◆ Stated task ◆
Copy the lines of the listing below exactly as they appear, starting with its first line and ending after the line that contains "y-tick-label: 0.00 <box>20 250 44 265</box>".

◆ Recorded data ◆
* * *

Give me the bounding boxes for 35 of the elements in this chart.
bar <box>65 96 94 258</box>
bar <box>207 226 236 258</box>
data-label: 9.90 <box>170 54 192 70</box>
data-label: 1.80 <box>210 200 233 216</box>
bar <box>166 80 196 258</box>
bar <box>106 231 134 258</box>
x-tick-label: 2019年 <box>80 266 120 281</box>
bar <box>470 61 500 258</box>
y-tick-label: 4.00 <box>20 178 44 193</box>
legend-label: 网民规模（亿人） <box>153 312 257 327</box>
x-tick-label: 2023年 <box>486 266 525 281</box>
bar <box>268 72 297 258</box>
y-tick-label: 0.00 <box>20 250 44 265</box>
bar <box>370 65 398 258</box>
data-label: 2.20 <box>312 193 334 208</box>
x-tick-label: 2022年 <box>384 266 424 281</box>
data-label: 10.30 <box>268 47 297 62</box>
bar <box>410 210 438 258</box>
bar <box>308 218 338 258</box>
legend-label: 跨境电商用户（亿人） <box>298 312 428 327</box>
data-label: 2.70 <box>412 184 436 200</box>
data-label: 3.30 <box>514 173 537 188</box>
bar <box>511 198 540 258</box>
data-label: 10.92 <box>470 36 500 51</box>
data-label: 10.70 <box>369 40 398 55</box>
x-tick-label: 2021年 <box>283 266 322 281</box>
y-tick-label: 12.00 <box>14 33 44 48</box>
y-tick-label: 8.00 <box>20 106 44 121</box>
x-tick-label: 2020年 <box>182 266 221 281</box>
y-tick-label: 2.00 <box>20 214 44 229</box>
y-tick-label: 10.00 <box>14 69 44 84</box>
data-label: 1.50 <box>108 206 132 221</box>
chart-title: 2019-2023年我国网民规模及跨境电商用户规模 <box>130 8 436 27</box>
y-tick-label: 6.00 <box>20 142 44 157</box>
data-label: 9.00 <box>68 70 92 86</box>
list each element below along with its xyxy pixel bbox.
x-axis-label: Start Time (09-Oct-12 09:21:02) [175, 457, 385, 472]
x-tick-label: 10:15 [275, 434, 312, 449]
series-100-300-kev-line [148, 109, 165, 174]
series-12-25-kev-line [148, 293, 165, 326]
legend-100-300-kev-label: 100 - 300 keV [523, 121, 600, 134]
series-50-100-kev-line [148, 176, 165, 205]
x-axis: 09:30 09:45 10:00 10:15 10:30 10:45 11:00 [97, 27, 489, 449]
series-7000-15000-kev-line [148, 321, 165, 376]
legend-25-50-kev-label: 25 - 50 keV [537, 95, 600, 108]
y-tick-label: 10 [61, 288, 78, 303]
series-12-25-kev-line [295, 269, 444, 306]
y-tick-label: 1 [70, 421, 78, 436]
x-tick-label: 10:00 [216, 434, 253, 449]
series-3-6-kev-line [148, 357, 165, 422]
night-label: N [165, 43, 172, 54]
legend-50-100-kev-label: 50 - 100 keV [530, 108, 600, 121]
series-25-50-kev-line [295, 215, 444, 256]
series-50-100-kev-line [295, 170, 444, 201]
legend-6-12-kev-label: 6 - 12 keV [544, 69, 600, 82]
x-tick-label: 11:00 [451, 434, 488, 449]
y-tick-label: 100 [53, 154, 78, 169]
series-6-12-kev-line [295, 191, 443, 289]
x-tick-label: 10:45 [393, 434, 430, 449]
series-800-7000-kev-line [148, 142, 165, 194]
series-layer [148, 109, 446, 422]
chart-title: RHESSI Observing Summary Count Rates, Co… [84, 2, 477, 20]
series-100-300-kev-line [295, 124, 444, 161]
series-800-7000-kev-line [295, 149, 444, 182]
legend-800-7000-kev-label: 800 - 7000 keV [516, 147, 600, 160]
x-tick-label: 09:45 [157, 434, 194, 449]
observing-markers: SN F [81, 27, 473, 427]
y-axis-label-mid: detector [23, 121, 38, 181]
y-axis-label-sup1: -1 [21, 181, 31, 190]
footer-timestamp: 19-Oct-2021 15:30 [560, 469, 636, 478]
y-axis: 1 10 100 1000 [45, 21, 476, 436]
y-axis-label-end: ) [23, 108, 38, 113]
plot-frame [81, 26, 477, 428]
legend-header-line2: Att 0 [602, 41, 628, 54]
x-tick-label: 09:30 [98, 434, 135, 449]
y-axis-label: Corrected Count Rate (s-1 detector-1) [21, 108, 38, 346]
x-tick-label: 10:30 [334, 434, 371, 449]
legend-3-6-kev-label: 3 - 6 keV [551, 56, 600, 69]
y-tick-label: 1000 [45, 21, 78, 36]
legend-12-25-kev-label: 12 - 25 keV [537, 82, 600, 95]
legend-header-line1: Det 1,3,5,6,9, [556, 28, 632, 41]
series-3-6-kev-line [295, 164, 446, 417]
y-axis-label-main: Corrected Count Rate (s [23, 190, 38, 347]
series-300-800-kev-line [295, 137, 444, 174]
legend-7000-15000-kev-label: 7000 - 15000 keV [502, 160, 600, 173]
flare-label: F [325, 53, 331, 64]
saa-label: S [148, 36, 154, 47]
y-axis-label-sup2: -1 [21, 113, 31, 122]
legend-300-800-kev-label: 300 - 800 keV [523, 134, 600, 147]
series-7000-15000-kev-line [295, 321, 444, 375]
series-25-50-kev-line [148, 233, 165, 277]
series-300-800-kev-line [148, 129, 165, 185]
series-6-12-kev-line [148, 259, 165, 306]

* * *

◆ Result ◆
Give me the bounding boxes for 35 of the elements in this chart.
bar <box>65 96 94 258</box>
bar <box>207 226 236 258</box>
data-label: 9.90 <box>170 54 192 70</box>
data-label: 1.80 <box>210 200 233 216</box>
bar <box>166 80 196 258</box>
bar <box>106 231 134 258</box>
x-tick-label: 2019年 <box>80 266 120 281</box>
bar <box>470 61 500 258</box>
y-tick-label: 4.00 <box>20 178 44 193</box>
legend-label: 网民规模（亿人） <box>153 312 257 327</box>
x-tick-label: 2023年 <box>486 266 525 281</box>
bar <box>268 72 297 258</box>
y-tick-label: 0.00 <box>20 250 44 265</box>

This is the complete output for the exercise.